## YOUR TASK
In the material below, find every line with "this" and pull it out.

Data excerpts

┌──

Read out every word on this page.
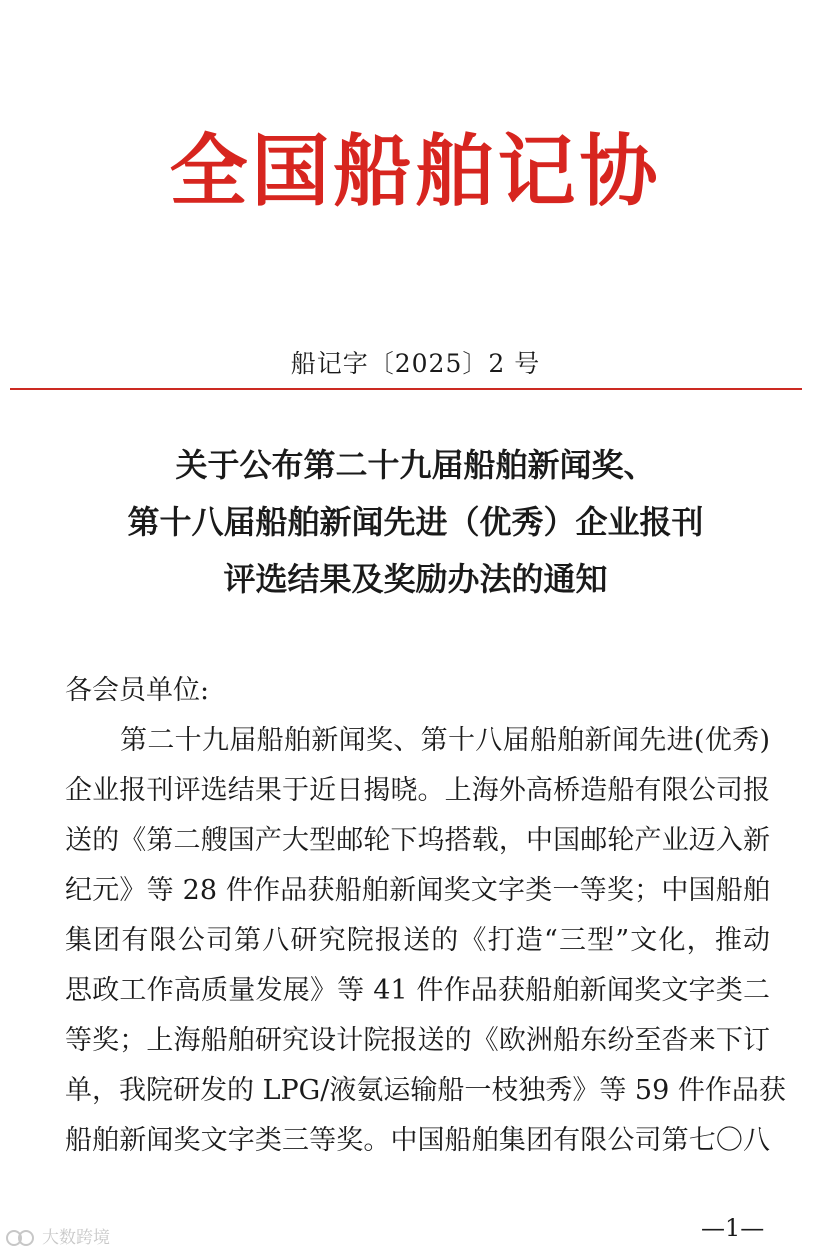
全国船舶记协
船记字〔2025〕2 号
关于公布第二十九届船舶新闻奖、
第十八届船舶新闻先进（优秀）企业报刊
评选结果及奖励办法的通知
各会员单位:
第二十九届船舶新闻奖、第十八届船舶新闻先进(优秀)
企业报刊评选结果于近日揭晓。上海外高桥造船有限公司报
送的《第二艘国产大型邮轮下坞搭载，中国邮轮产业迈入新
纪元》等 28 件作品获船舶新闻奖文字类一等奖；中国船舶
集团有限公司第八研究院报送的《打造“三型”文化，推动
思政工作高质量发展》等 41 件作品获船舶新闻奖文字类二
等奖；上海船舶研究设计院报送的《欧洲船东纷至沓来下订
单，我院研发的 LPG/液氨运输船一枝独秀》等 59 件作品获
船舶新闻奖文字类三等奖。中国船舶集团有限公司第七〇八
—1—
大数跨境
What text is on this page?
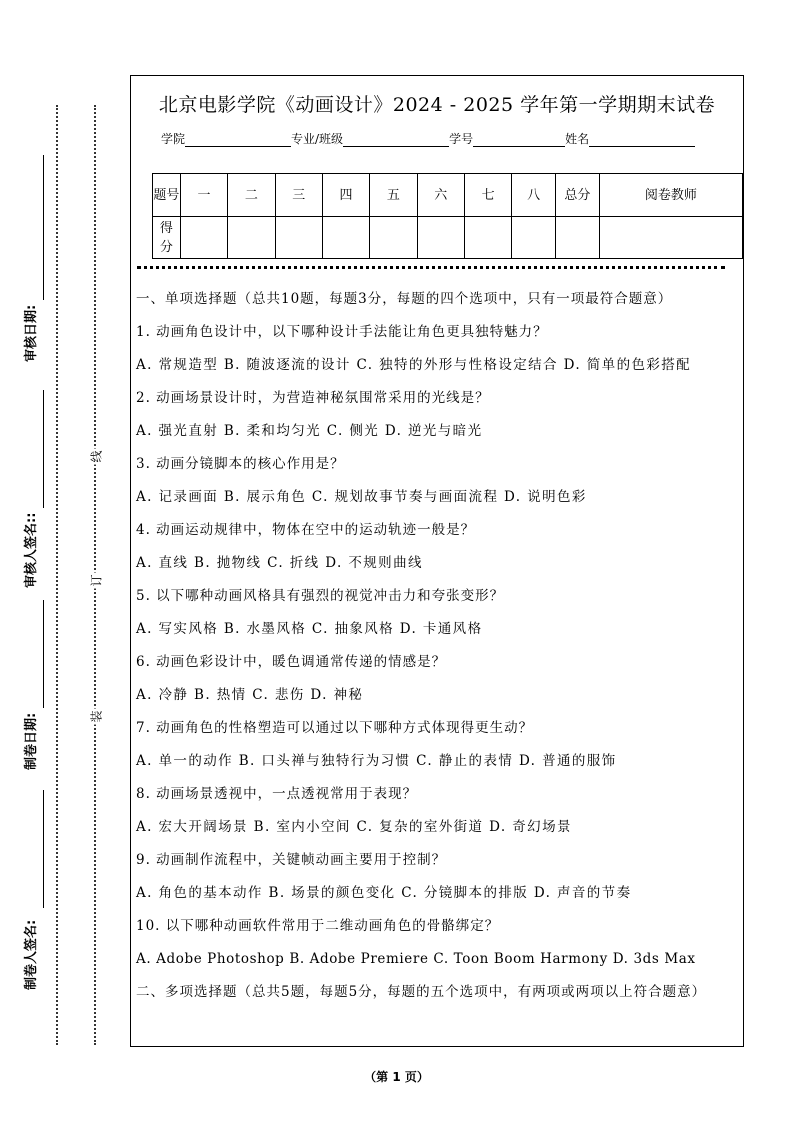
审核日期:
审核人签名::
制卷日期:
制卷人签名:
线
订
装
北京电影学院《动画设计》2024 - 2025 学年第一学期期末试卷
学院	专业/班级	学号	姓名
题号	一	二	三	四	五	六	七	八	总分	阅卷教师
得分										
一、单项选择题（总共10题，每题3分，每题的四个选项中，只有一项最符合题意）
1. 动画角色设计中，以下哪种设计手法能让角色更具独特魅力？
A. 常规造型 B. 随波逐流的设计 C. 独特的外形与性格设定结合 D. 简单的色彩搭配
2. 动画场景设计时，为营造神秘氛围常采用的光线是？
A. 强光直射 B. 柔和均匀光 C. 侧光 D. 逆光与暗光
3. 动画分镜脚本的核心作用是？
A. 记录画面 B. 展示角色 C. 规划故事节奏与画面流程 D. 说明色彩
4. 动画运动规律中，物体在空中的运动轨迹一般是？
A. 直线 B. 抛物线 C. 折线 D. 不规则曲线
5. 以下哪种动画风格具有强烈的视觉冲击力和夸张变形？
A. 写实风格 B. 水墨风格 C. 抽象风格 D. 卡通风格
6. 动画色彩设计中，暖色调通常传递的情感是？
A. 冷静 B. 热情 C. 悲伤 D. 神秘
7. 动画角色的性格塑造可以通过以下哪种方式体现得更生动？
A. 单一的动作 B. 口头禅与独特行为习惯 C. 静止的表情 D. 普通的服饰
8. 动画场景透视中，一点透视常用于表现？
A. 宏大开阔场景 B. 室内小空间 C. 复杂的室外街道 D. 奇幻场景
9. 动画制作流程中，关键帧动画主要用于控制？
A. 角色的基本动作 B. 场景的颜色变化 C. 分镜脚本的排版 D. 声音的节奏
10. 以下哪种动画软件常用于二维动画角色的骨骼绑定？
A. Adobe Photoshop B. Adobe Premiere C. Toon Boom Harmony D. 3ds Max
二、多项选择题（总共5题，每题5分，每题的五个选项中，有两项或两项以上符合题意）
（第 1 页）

└──

## TASK OUTPUT
Read out every word on this page.
What text is on this page?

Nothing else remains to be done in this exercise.